Aşağıdaki metin bölümünü iki cümleyle özetleyin.

■ Metin Bölümü
──────
31-33. İnsanları sarsmasın diye yeryüzüne sâbit dağlar koyduk ve orada geniş yollar açtık. Tâ ki, onlar maksatlarına erişebilsinler.* Semâyı da korunmuş bir tavan yaptık. Halbuki kâfirler, bundaki (Allah’ın varlığını gösteren) delilleri tefekkürden yüz çevirirler.* Geceyi, gündüzü, güneşi ve ayı yaratan O’dur. Her biri belli bir yörüngede yüzmektedir.

İzah: Bu âyetlerde, dünyânın yaratılma safhasından bahsetmektedir. Yine Âyet-i Kerîme’de: ″Semâyı da korunmuş bir tavan yaptık″ diye buyrulmaktadır. Bu ifâdeden maksat da dünyâyı çepeçevre saran ve içinde çeşitli gazların bulunduğu atmosfer tabakasıdır. Bu atmosfer tabakası, güneşten gelen zararlı ışınları süzer.Dünyâmızın aşırı ısınmasını ve soğumasını engeller. Ayrıca uzaydan düşen gök taşlarını parçalayarak, dünyâdaki hayata zarar vermemesi için Allah’u Teâlâ’nın yapmış olduğu ve gözle görülmeyen bir koruyucu kalkan görevi görür. Bu da Allah’ın kudretinin delillerindendir.

Kur’ân’da anlatılan birçok mûcizeden biri de budur. Çünkü Kur’ân’ın indiği dönemde, insanların, dünyânın şeklini, dönmesini, ay ve güneşin evrelerini ve atmosferdeki bu muhteşem hâdiseyi bilmelerine imkân yoktu.
──────
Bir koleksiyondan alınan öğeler
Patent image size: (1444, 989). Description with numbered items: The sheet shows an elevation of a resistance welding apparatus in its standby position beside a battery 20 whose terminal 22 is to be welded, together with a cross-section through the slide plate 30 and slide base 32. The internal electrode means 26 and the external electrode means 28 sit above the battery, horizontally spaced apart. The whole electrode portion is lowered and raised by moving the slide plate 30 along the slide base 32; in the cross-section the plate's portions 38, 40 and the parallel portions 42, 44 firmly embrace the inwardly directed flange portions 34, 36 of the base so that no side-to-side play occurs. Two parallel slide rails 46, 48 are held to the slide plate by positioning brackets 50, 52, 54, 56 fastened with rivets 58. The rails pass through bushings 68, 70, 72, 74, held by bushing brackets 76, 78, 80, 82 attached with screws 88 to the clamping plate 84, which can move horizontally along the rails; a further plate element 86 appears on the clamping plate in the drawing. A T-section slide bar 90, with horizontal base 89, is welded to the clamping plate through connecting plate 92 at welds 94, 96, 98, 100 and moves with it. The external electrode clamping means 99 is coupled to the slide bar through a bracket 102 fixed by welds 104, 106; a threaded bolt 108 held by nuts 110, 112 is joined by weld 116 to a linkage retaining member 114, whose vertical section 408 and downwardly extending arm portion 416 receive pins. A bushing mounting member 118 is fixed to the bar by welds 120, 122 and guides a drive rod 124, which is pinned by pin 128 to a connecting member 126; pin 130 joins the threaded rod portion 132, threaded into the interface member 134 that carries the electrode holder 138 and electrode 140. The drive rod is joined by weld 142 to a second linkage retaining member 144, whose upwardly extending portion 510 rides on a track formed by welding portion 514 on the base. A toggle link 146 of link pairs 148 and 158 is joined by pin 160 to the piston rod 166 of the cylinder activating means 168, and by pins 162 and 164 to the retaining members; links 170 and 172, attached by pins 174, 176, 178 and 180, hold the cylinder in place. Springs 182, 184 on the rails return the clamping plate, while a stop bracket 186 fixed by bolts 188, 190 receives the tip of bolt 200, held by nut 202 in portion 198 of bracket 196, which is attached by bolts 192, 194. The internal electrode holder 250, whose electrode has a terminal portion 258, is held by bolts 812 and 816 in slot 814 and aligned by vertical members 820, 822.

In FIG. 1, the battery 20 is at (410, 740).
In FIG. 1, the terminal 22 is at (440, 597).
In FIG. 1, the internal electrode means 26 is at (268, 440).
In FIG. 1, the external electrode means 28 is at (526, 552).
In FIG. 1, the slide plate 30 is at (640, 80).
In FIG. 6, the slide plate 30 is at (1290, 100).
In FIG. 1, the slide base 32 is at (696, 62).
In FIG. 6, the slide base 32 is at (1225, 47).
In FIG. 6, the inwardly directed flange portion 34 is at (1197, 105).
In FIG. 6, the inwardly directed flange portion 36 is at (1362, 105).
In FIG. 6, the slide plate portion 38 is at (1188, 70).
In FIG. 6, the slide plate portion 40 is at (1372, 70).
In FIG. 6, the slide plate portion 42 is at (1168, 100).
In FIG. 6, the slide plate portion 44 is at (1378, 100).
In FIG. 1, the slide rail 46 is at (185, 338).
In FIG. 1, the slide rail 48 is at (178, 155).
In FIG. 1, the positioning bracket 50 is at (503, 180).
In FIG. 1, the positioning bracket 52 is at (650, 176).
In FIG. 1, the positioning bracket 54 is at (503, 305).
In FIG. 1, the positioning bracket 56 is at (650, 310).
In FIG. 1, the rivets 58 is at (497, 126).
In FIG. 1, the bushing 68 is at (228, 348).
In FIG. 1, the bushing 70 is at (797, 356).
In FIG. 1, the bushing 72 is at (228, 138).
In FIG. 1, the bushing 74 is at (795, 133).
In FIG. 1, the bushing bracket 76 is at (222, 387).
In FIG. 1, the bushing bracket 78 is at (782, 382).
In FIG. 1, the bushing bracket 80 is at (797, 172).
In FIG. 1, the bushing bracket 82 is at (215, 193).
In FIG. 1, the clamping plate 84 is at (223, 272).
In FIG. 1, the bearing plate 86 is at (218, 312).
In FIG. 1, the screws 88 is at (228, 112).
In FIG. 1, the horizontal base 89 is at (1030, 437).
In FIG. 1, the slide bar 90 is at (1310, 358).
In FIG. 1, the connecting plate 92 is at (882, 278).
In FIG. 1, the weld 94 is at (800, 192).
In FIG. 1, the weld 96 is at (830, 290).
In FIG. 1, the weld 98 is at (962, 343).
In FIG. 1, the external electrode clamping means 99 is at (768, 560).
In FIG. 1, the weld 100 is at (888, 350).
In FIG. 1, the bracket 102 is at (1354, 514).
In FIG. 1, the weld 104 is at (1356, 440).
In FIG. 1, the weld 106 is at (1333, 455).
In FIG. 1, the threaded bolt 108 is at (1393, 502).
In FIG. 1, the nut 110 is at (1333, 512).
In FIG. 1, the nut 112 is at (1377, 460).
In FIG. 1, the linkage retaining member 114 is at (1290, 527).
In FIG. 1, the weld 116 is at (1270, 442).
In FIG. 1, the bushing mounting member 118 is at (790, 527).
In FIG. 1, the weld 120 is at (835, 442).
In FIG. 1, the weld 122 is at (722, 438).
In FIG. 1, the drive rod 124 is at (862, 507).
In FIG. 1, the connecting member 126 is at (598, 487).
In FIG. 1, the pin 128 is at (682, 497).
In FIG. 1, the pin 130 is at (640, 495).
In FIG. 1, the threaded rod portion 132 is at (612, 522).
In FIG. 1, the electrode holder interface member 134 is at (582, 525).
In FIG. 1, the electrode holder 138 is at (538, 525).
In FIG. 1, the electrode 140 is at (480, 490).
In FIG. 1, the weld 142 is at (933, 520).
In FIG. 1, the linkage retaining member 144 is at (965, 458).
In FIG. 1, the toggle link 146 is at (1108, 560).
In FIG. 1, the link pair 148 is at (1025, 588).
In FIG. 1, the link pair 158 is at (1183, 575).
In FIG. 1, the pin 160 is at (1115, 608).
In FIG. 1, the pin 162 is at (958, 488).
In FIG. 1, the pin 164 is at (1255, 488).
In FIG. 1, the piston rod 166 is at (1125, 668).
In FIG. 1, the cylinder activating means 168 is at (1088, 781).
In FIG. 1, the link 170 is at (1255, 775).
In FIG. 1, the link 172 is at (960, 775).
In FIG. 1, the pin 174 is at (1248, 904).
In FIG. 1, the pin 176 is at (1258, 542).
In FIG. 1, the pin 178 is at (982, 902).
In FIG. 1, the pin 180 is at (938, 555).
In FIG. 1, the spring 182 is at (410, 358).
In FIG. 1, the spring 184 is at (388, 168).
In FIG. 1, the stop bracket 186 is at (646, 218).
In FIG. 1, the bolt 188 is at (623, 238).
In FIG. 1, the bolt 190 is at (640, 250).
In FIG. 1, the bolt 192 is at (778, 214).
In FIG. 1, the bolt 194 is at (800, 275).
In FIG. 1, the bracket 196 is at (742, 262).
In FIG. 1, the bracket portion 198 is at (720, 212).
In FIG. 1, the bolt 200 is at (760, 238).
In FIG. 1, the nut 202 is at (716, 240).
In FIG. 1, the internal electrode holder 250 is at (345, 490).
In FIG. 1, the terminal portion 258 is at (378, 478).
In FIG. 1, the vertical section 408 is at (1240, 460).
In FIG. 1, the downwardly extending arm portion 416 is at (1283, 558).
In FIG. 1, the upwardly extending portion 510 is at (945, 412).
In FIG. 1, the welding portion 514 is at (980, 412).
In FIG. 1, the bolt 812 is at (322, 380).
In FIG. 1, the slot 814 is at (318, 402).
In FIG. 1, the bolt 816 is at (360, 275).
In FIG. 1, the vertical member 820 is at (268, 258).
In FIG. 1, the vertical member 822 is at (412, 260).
──────
■ Görevin Cevabı
Âyetler, insanları sarsmasın diye yeryüzüne sâbit dağların konup geniş yollar açıldığını, semânın korunmuş bir tavan yapıldığını ve her biri belli bir yörüngede yüzen geceyi, gündüzü, güneşi ve ayı Allah'ın yarattığını bildirir. İzaha göre korunmuş tavan, zararlı ışınları süzen, dünyânın aşırı ısınmasını ve soğumasını engelleyen ve gök taşlarını parçalayan atmosferdir; Kur'ân'ın indiği dönemde insanların bunu bilmesine imkân olmadığı için bu bir mûcize sayılır.